Look below and pull out each line with the word "Juli".

[Part of a data file]
-- start --

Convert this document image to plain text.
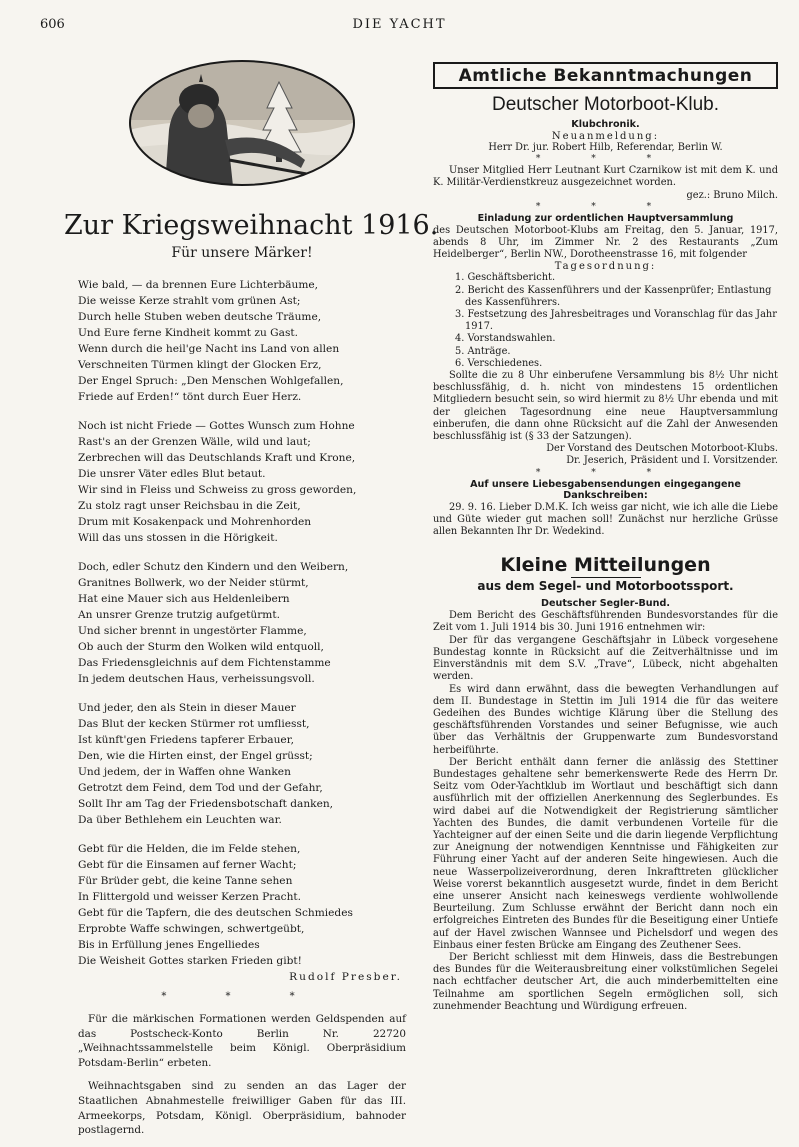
606	DIE YACHT
Zur Kriegsweihnacht 1916.
Für unsere Märker!
Wie bald, — da brennen Eure Lichterbäume,
Die weisse Kerze strahlt vom grünen Ast;
Durch helle Stuben weben deutsche Träume,
Und Eure ferne Kindheit kommt zu Gast.
Wenn durch die heil'ge Nacht ins Land von allen
Verschneiten Türmen klingt der Glocken Erz,
Der Engel Spruch: „Den Menschen Wohlgefallen,
Friede auf Erden!“ tönt durch Euer Herz.
Noch ist nicht Friede — Gottes Wunsch zum Hohne
Rast's an der Grenzen Wälle, wild und laut;
Zerbrechen will das Deutschlands Kraft und Krone,
Die unsrer Väter edles Blut betaut.
Wir sind in Fleiss und Schweiss zu gross geworden,
Zu stolz ragt unser Reichsbau in die Zeit,
Drum mit Kosakenpack und Mohrenhorden
Will das uns stossen in die Hörigkeit.
Doch, edler Schutz den Kindern und den Weibern,
Granitnes Bollwerk, wo der Neider stürmt,
Hat eine Mauer sich aus Heldenleibern
An unsrer Grenze trutzig aufgetürmt.
Und sicher brennt in ungestörter Flamme,
Ob auch der Sturm den Wolken wild entquoll,
Das Friedensgleichnis auf dem Fichtenstamme
In jedem deutschen Haus, verheissungsvoll.
Und jeder, den als Stein in dieser Mauer
Das Blut der kecken Stürmer rot umfliesst,
Ist künft'gen Friedens tapferer Erbauer,
Den, wie die Hirten einst, der Engel grüsst;
Und jedem, der in Waffen ohne Wanken
Getrotzt dem Feind, dem Tod und der Gefahr,
Sollt Ihr am Tag der Friedensbotschaft danken,
Da über Bethlehem ein Leuchten war.
Gebt für die Helden, die im Felde stehen,
Gebt für die Einsamen auf ferner Wacht;
Für Brüder gebt, die keine Tanne sehen
In Flittergold und weisser Kerzen Pracht.
Gebt für die Tapfern, die des deutschen Schmiedes
Erprobte Waffe schwingen, schwertgeübt,
Bis in Erfüllung jenes Engelliedes
Die Weisheit Gottes starken Frieden gibt!
Rudolf Presber.
* * *

Für die märkischen Formationen werden Geldspenden auf das Postscheck-Konto Berlin Nr. 22720 „Weihnachtssammelstelle beim Königl. Oberpräsidium Potsdam-Berlin“ erbeten.

Weihnachtsgaben sind zu senden an das Lager der Staatlichen Abnahmestelle freiwilliger Gaben für das III. Armeekorps, Potsdam, Königl. Oberpräsidium, bahnoder postlagernd.

Amtliche Bekanntmachungen
Deutscher Motorboot-Klub.
Klubchronik.
Neuanmeldung:

Herr Dr. jur. Robert Hilb, Referendar, Berlin W.

* * *

Unser Mitglied Herr Leutnant Kurt Czarnikow ist mit dem K. und K. Militär-Verdienstkreuz ausgezeichnet worden.

gez.: Bruno Milch.

* * *
Einladung zur ordentlichen Hauptversammlung

des Deutschen Motorboot-Klubs am Freitag, den 5. Januar, 1917, abends 8 Uhr, im Zimmer Nr. 2 des Restaurants „Zum Heidelberger“, Berlin NW., Dorotheenstrasse 16, mit folgender

Tagesordnung:
1. Geschäftsbericht.
2. Bericht des Kassenführers und der Kassenprüfer; Entlastung des Kassenführers.
3. Festsetzung des Jahresbeitrages und Voranschlag für das Jahr 1917.
4. Vorstandswahlen.
5. Anträge.
6. Verschiedenes.

Sollte die zu 8 Uhr einberufene Versammlung bis 8½ Uhr nicht beschlussfähig, d. h. nicht von mindestens 15 ordentlichen Mitgliedern besucht sein, so wird hiermit zu 8½ Uhr ebenda und mit der gleichen Tagesordnung eine neue Hauptversammlung einberufen, die dann ohne Rücksicht auf die Zahl der Anwesenden beschlussfähig ist (§ 33 der Satzungen).

Der Vorstand des Deutschen Motorboot-Klubs.

Dr. Jeserich, Präsident und I. Vorsitzender.

* * *
Auf unsere Liebesgabensendungen eingegangene Dankschreiben:

29. 9. 16. Lieber D.M.K. Ich weiss gar nicht, wie ich alle die Liebe und Güte wieder gut machen soll! Zunächst nur herzliche Grüsse allen Bekannten Ihr Dr. Wedekind.

Kleine Mitteilungen
aus dem Segel- und Motorbootssport.
Deutscher Segler-Bund.

Dem Bericht des Geschäftsführenden Bundesvorstandes für die Zeit vom 1. Juli 1914 bis 30. Juni 1916 entnehmen wir:

Der für das vergangene Geschäftsjahr in Lübeck vorgesehene Bundestag konnte in Rücksicht auf die Zeitverhältnisse und im Einverständnis mit dem S.V. „Trave“, Lübeck, nicht abgehalten werden.

Es wird dann erwähnt, dass die bewegten Verhandlungen auf dem II. Bundestage in Stettin im Juli 1914 die für das weitere Gedeihen des Bundes wichtige Klärung über die Stellung des geschäftsführenden Vorstandes und seiner Befugnisse, wie auch über das Verhältnis der Gruppenwarte zum Bundesvorstand herbeiführte.

Der Bericht enthält dann ferner die anlässig des Stettiner Bundestages gehaltene sehr bemerkenswerte Rede des Herrn Dr. Seitz vom Oder-Yachtklub im Wortlaut und beschäftigt sich dann ausführlich mit der offiziellen Anerkennung des Seglerbundes. Es wird dabei auf die Notwendigkeit der Registrierung sämtlicher Yachten des Bundes, die damit verbundenen Vorteile für die Yachteigner auf der einen Seite und die darin liegende Verpflichtung zur Aneignung der notwendigen Kenntnisse und Fähigkeiten zur Führung einer Yacht auf der anderen Seite hingewiesen. Auch die neue Wasserpolizeiverordnung, deren Inkrafttreten glücklicher Weise vorerst bekanntlich ausgesetzt wurde, findet in dem Bericht eine unserer Ansicht nach keineswegs verdiente wohlwollende Beurteilung. Zum Schlusse erwähnt der Bericht dann noch ein erfolgreiches Eintreten des Bundes für die Beseitigung einer Untiefe auf der Havel zwischen Wannsee und Pichelsdorf und wegen des Einbaus einer festen Brücke am Eingang des Zeuthener Sees.

Der Bericht schliesst mit dem Hinweis, dass die Bestrebungen des Bundes für die Weiterausbreitung einer volkstümlichen Segelei nach echtfacher deutscher Art, die auch minderbemittelten eine Teilnahme am sportlichen Segeln ermöglichen soll, sich zunehmender Beachtung und Würdigung erfreuen.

-- end --

## Answer below
Dem Bericht des Geschäftsführenden Bundesvorstandes für die Zeit vom 1. Juli 1914 bis 30. Juni 1916 entnehmen wir:
Es wird dann erwähnt, dass die bewegten Verhandlungen auf dem II. Bundestage in Stettin im Juli 1914 die für das weitere Gedeihen des Bundes wichtige Klärung über die Stellung des geschäftsführenden Vorstandes und seiner Befugnisse, wie auch über das Verhältnis der Gruppenwarte zum Bundesvorstand herbeiführte.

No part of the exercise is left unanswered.